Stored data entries
····················

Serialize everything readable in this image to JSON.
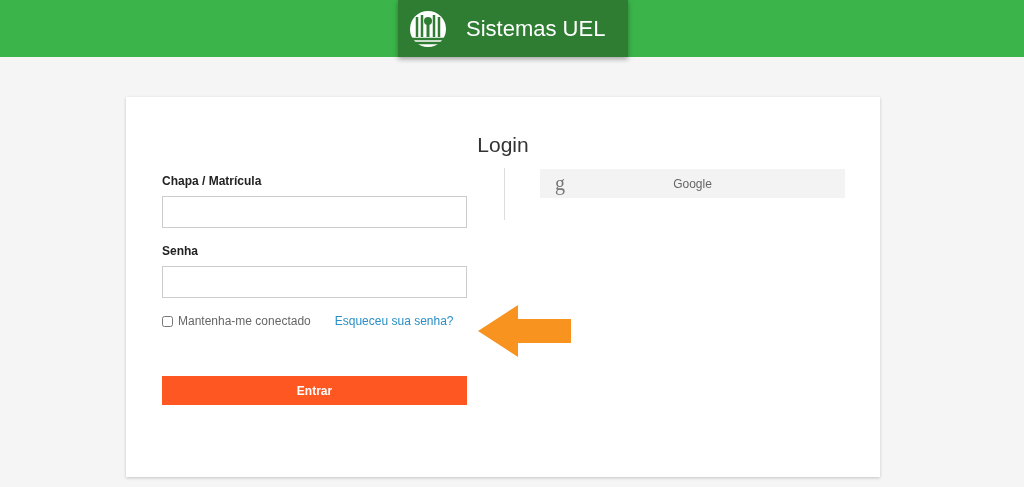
{
  "header": {
    "title": "Sistemas UEL"
  },
  "login": {
    "title": "Login",
    "fields": [
      {
        "label": "Chapa / Matrícula"
      },
      {
        "label": "Senha"
      }
    ],
    "remember": {
      "label": "Mantenha-me conectado",
      "checked": false
    },
    "forgot_link": "Esqueceu sua senha?",
    "submit": "Entrar",
    "google_button": {
      "icon": "g",
      "label": "Google"
    }
  }
}
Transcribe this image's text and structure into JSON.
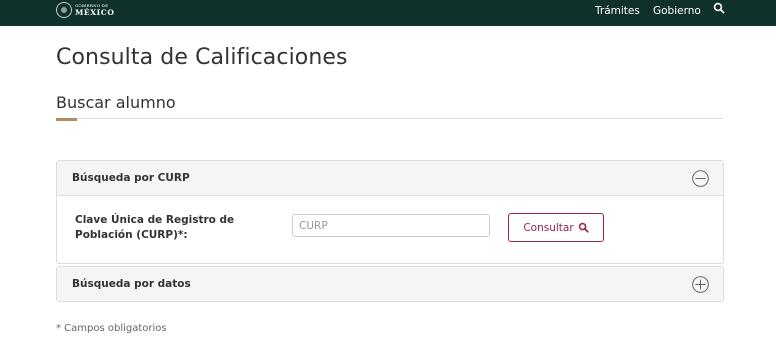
{
  "nav": {
    "logo_small": "GOBIERNO DE",
    "logo_big": "MÉXICO",
    "links": [
      "Trámites",
      "Gobierno"
    ],
    "search_icon": "search-icon"
  },
  "page": {
    "title": "Consulta de Calificaciones",
    "section_title": "Buscar alumno"
  },
  "panels": [
    {
      "title": "Búsqueda por CURP",
      "expanded": true,
      "toggle_icon": "minus-circle-icon",
      "field_label": "Clave Única de Registro de Población (CURP)*:",
      "input_placeholder": "CURP",
      "input_value": "",
      "button_label": "Consultar",
      "button_icon": "search-icon"
    },
    {
      "title": "Búsqueda por datos",
      "expanded": false,
      "toggle_icon": "plus-circle-icon"
    }
  ],
  "footnote": "* Campos obligatorios",
  "colors": {
    "navbar": "#10312b",
    "accent_gold": "#b38e5d",
    "button_wine": "#9d2449"
  }
}
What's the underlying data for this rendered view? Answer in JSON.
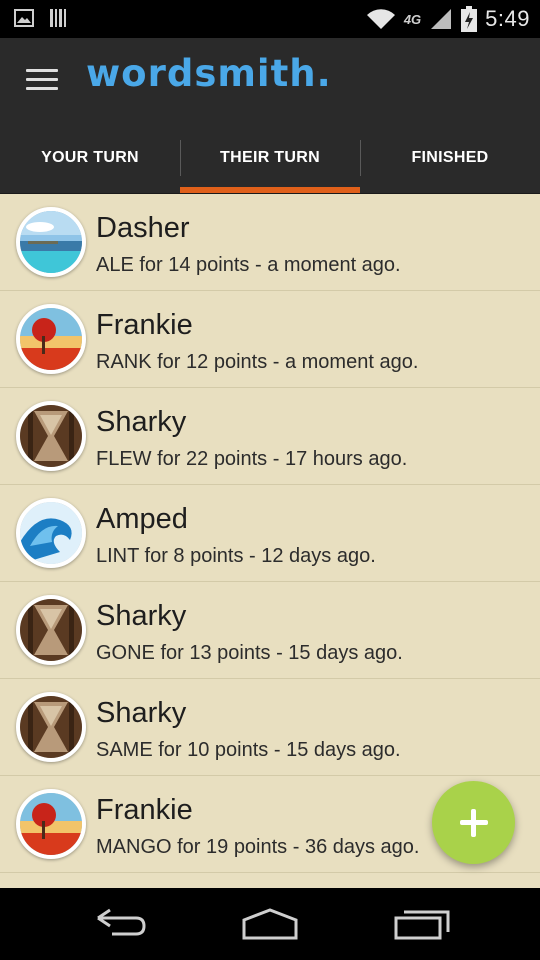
{
  "status_bar": {
    "time": "5:49",
    "network": "4G",
    "icons": [
      "image-icon",
      "barcode-icon",
      "wifi-icon",
      "signal-icon",
      "battery-icon"
    ]
  },
  "app": {
    "title": "wordsmith.",
    "menu_icon": "hamburger-menu-icon",
    "brand_color": "#4aa8e8"
  },
  "tabs": [
    {
      "label": "YOUR TURN",
      "active": false
    },
    {
      "label": "THEIR TURN",
      "active": true
    },
    {
      "label": "FINISHED",
      "active": false
    }
  ],
  "accent_color": "#e0601a",
  "games": [
    {
      "name": "Dasher",
      "detail": "ALE for 14 points - a moment ago.",
      "avatar": "beach"
    },
    {
      "name": "Frankie",
      "detail": "RANK for 12 points - a moment ago.",
      "avatar": "red-tree"
    },
    {
      "name": "Sharky",
      "detail": "FLEW for 22 points - 17 hours ago.",
      "avatar": "hourglass"
    },
    {
      "name": "Amped",
      "detail": "LINT for 8 points - 12 days ago.",
      "avatar": "wave"
    },
    {
      "name": "Sharky",
      "detail": "GONE for 13 points - 15 days ago.",
      "avatar": "hourglass"
    },
    {
      "name": "Sharky",
      "detail": "SAME for 10 points - 15 days ago.",
      "avatar": "hourglass"
    },
    {
      "name": "Frankie",
      "detail": "MANGO for 19 points - 36 days ago.",
      "avatar": "red-tree"
    }
  ],
  "fab": {
    "icon": "plus-icon",
    "color": "#a9d24a"
  },
  "nav_bar": {
    "icons": [
      "back-icon",
      "home-icon",
      "recent-apps-icon"
    ]
  }
}
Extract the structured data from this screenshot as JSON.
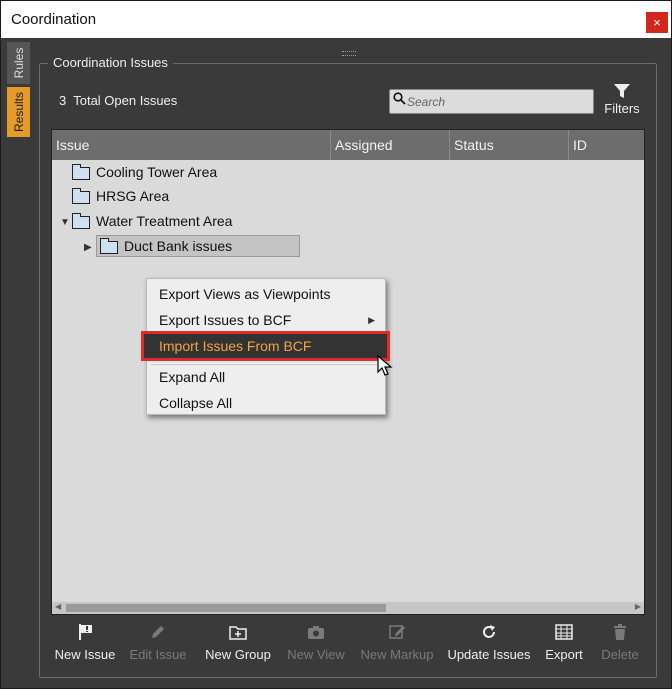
{
  "window": {
    "title": "Coordination",
    "close_glyph": "×"
  },
  "side_tabs": {
    "rules": "Rules",
    "results": "Results"
  },
  "group": {
    "label": "Coordination Issues"
  },
  "summary": {
    "count": "3",
    "text": "Total Open Issues"
  },
  "search": {
    "placeholder": "Search"
  },
  "filters": {
    "label": "Filters"
  },
  "table": {
    "columns": [
      "Issue",
      "Assigned",
      "Status",
      "ID"
    ],
    "rows": [
      {
        "label": "Cooling Tower Area",
        "expander": ""
      },
      {
        "label": "HRSG Area",
        "expander": ""
      },
      {
        "label": "Water Treatment Area",
        "expander": "▼"
      },
      {
        "label": "Duct Bank issues",
        "expander": "▶"
      }
    ]
  },
  "context_menu": {
    "items": [
      "Export Views as Viewpoints",
      "Export Issues to BCF",
      "Import Issues From BCF",
      "Expand All",
      "Collapse All"
    ],
    "submenu_glyph": "▶"
  },
  "toolbar": [
    {
      "label": "New Issue",
      "icon": "flag-icon",
      "enabled": true
    },
    {
      "label": "Edit Issue",
      "icon": "pencil-icon",
      "enabled": false
    },
    {
      "label": "New Group",
      "icon": "new-folder-icon",
      "enabled": true
    },
    {
      "label": "New View",
      "icon": "camera-icon",
      "enabled": false
    },
    {
      "label": "New Markup",
      "icon": "markup-icon",
      "enabled": false
    },
    {
      "label": "Update Issues",
      "icon": "refresh-icon",
      "enabled": true
    },
    {
      "label": "Export",
      "icon": "grid-icon",
      "enabled": true
    },
    {
      "label": "Delete",
      "icon": "trash-icon",
      "enabled": false
    }
  ],
  "colors": {
    "accent": "#e69a2a",
    "highlight_border": "#e02b2b",
    "panel_bg": "#3a3a3a"
  }
}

····················

- **Directions for this task**:
Reproduce the material word for word. Any pictures should be left out of the copy.

- **Solution**:
Serialize everything readable in this image to JSON.
{
  "header": {
    "title": "Sistemas UEL"
  },
  "login": {
    "title": "Login",
    "fields": [
      {
        "label": "Chapa / Matrícula"
      },
      {
        "label": "Senha"
      }
    ],
    "remember": {
      "label": "Mantenha-me conectado",
      "checked": false
    },
    "forgot_link": "Esqueceu sua senha?",
    "submit": "Entrar",
    "google_button": {
      "icon": "g",
      "label": "Google"
    }
  }
}
Transcribe this image's text and structure into JSON.
{
  "nav": {
    "logo_small": "GOBIERNO DE",
    "logo_big": "MÉXICO",
    "links": [
      "Trámites",
      "Gobierno"
    ],
    "search_icon": "search-icon"
  },
  "page": {
    "title": "Consulta de Calificaciones",
    "section_title": "Buscar alumno"
  },
  "panels": [
    {
      "title": "Búsqueda por CURP",
      "expanded": true,
      "toggle_icon": "minus-circle-icon",
      "field_label": "Clave Única de Registro de Población (CURP)*:",
      "input_placeholder": "CURP",
      "input_value": "",
      "button_label": "Consultar",
      "button_icon": "search-icon"
    },
    {
      "title": "Búsqueda por datos",
      "expanded": false,
      "toggle_icon": "plus-circle-icon"
    }
  ],
  "footnote": "* Campos obligatorios",
  "colors": {
    "navbar": "#10312b",
    "accent_gold": "#b38e5d",
    "button_wine": "#9d2449"
  }
}
What's the underlying data for this rendered view? Answer in JSON.
{
  "status_bar": {
    "time": "5:49",
    "network": "4G",
    "icons": [
      "image-icon",
      "barcode-icon",
      "wifi-icon",
      "signal-icon",
      "battery-icon"
    ]
  },
  "app": {
    "title": "wordsmith.",
    "menu_icon": "hamburger-menu-icon",
    "brand_color": "#4aa8e8"
  },
  "tabs": [
    {
      "label": "YOUR TURN",
      "active": false
    },
    {
      "label": "THEIR TURN",
      "active": true
    },
    {
      "label": "FINISHED",
      "active": false
    }
  ],
  "accent_color": "#e0601a",
  "games": [
    {
      "name": "Dasher",
      "detail": "ALE for 14 points - a moment ago.",
      "avatar": "beach"
    },
    {
      "name": "Frankie",
      "detail": "RANK for 12 points - a moment ago.",
      "avatar": "red-tree"
    },
    {
      "name": "Sharky",
      "detail": "FLEW for 22 points - 17 hours ago.",
      "avatar": "hourglass"
    },
    {
      "name": "Amped",
      "detail": "LINT for 8 points - 12 days ago.",
      "avatar": "wave"
    },
    {
      "name": "Sharky",
      "detail": "GONE for 13 points - 15 days ago.",
      "avatar": "hourglass"
    },
    {
      "name": "Sharky",
      "detail": "SAME for 10 points - 15 days ago.",
      "avatar": "hourglass"
    },
    {
      "name": "Frankie",
      "detail": "MANGO for 19 points - 36 days ago.",
      "avatar": "red-tree"
    }
  ],
  "fab": {
    "icon": "plus-icon",
    "color": "#a9d24a"
  },
  "nav_bar": {
    "icons": [
      "back-icon",
      "home-icon",
      "recent-apps-icon"
    ]
  }
}
Extract the structured data from this screenshot as JSON.
{
  "window": {
    "title": "Coordination",
    "close_glyph": "×"
  },
  "side_tabs": {
    "rules": "Rules",
    "results": "Results"
  },
  "group": {
    "label": "Coordination Issues"
  },
  "summary": {
    "count": "3",
    "text": "Total Open Issues"
  },
  "search": {
    "placeholder": "Search"
  },
  "filters": {
    "label": "Filters"
  },
  "table": {
    "columns": [
      "Issue",
      "Assigned",
      "Status",
      "ID"
    ],
    "rows": [
      {
        "label": "Cooling Tower Area",
        "expander": ""
      },
      {
        "label": "HRSG Area",
        "expander": ""
      },
      {
        "label": "Water Treatment Area",
        "expander": "▼"
      },
      {
        "label": "Duct Bank issues",
        "expander": "▶"
      }
    ]
  },
  "context_menu": {
    "items": [
      "Export Views as Viewpoints",
      "Export Issues to BCF",
      "Import Issues From BCF",
      "Expand All",
      "Collapse All"
    ],
    "submenu_glyph": "▶"
  },
  "toolbar": [
    {
      "label": "New Issue",
      "icon": "flag-icon",
      "enabled": true
    },
    {
      "label": "Edit Issue",
      "icon": "pencil-icon",
      "enabled": false
    },
    {
      "label": "New Group",
      "icon": "new-folder-icon",
      "enabled": true
    },
    {
      "label": "New View",
      "icon": "camera-icon",
      "enabled": false
    },
    {
      "label": "New Markup",
      "icon": "markup-icon",
      "enabled": false
    },
    {
      "label": "Update Issues",
      "icon": "refresh-icon",
      "enabled": true
    },
    {
      "label": "Export",
      "icon": "grid-icon",
      "enabled": true
    },
    {
      "label": "Delete",
      "icon": "trash-icon",
      "enabled": false
    }
  ],
  "colors": {
    "accent": "#e69a2a",
    "highlight_border": "#e02b2b",
    "panel_bg": "#3a3a3a"
  }
}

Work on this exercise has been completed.